BEGIN
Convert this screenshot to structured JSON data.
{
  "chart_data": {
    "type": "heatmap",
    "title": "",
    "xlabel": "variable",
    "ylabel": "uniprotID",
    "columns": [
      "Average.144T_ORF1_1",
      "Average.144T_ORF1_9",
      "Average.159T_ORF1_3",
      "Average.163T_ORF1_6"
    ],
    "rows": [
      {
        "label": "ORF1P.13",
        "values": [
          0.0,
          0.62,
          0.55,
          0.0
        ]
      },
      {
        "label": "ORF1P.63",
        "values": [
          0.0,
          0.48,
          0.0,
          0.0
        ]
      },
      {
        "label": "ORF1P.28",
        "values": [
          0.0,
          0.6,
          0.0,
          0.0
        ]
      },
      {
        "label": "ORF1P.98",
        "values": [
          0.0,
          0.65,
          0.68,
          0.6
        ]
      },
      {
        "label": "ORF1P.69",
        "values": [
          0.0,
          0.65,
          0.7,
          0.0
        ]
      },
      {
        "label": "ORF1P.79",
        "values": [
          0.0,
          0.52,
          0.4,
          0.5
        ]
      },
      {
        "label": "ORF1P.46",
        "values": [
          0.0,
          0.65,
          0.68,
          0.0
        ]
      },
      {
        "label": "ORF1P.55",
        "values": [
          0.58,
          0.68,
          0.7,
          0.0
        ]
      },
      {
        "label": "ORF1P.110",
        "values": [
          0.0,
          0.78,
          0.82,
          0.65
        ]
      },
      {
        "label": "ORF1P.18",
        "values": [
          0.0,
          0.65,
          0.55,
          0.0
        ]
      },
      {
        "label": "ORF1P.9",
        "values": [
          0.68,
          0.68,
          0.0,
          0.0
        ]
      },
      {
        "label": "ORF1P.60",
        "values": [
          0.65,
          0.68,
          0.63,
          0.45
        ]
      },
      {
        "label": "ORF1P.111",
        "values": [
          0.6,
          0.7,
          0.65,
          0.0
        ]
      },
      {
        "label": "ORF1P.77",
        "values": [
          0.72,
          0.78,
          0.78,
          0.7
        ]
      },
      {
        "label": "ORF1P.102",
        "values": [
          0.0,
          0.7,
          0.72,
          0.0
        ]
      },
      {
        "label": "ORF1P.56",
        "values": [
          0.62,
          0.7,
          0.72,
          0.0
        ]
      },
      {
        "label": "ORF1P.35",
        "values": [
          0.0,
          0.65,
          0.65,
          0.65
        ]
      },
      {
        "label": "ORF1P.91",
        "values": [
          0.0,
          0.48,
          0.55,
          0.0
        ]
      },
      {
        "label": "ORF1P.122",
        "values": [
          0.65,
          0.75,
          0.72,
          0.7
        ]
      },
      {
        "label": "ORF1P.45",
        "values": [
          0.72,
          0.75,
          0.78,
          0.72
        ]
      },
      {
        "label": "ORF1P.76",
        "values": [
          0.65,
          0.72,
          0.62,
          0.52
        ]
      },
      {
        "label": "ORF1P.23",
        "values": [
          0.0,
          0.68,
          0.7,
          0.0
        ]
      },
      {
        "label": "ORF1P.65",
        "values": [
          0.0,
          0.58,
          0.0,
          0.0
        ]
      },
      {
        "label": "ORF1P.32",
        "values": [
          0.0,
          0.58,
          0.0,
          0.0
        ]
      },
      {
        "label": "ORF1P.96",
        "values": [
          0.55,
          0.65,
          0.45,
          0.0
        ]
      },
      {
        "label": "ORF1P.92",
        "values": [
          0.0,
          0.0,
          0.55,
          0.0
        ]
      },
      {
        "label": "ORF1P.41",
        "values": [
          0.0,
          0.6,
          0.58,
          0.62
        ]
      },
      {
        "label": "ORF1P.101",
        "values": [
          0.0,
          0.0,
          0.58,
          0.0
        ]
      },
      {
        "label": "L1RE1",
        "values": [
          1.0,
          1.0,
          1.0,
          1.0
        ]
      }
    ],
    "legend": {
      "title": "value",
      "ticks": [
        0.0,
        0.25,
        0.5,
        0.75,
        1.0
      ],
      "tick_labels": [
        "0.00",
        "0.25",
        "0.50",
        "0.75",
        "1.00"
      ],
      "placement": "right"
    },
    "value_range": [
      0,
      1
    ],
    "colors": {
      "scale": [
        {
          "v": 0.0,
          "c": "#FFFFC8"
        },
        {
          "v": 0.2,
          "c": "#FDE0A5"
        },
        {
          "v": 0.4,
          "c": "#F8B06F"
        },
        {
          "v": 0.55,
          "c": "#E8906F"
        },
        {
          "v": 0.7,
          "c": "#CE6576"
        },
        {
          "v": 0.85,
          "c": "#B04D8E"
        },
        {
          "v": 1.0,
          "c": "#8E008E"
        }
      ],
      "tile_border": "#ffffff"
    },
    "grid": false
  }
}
END
Written instruction: Each line that holds the word "Average" should be extracted from the records.

Output of the exercise:
      "Average.144T_ORF1_1",
      "Average.144T_ORF1_9",
      "Average.159T_ORF1_3",
      "Average.163T_ORF1_6"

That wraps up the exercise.